Count every line below that contains "title", then give that count and nothing else.

Extracted records -
____

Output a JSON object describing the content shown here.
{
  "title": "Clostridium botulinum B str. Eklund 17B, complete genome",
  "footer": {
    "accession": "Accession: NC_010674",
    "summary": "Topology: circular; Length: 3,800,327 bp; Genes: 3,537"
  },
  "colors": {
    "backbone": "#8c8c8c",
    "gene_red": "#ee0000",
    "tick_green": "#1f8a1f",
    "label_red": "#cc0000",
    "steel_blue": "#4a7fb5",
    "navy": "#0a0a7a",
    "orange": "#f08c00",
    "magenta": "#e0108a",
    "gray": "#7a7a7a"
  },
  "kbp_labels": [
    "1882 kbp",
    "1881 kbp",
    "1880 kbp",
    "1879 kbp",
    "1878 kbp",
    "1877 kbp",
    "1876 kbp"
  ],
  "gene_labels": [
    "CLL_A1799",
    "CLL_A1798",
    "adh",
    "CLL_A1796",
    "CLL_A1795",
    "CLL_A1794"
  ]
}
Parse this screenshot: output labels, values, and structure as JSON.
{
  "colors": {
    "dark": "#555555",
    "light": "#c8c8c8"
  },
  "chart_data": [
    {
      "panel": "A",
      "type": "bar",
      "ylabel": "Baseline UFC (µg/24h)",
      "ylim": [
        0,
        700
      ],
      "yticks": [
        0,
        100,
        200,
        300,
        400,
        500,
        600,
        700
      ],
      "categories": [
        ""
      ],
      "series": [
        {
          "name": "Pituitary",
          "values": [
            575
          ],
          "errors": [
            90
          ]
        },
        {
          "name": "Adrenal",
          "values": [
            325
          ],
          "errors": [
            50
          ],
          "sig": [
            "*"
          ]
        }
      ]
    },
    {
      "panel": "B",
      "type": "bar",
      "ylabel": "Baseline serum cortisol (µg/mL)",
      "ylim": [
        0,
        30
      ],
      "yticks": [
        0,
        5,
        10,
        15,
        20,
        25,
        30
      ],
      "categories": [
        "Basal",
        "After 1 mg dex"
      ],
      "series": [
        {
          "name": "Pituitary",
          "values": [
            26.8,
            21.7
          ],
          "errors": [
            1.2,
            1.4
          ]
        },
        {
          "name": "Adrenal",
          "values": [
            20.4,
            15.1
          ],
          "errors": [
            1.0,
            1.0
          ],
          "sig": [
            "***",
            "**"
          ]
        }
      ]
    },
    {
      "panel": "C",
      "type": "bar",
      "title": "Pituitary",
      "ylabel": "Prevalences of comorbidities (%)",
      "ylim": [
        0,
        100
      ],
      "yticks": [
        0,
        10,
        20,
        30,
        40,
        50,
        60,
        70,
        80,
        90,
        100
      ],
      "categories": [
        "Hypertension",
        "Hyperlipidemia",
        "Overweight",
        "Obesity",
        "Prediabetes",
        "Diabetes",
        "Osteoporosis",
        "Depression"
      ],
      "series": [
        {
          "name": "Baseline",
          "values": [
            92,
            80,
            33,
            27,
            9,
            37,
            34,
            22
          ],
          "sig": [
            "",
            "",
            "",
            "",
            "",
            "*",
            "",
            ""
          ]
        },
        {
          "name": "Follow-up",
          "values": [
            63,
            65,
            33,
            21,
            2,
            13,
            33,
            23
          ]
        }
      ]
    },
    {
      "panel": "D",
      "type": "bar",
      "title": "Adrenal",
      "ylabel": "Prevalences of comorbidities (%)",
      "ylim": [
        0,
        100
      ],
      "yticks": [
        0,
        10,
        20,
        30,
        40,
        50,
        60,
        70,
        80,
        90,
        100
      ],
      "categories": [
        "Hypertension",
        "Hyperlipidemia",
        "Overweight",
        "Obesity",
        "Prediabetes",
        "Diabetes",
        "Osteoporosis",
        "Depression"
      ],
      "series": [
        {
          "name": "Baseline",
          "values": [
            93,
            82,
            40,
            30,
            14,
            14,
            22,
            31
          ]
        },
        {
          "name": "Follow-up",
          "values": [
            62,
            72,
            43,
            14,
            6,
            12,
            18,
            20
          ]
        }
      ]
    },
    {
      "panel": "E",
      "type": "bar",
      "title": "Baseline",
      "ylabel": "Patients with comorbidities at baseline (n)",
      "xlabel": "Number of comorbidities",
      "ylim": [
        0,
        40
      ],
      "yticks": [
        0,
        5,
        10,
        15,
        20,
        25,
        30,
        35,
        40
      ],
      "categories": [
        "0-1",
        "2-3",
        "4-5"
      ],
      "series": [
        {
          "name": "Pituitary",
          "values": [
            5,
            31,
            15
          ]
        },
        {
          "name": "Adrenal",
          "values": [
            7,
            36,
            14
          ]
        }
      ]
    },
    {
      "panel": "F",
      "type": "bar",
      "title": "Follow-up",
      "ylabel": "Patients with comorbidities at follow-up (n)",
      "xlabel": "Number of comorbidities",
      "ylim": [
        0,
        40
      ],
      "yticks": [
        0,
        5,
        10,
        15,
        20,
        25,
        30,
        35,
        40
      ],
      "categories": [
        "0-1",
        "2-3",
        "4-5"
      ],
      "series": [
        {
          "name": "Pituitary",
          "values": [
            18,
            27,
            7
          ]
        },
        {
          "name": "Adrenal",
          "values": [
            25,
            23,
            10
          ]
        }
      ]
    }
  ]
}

____

RESULT FOR THIS EXERCISE - 5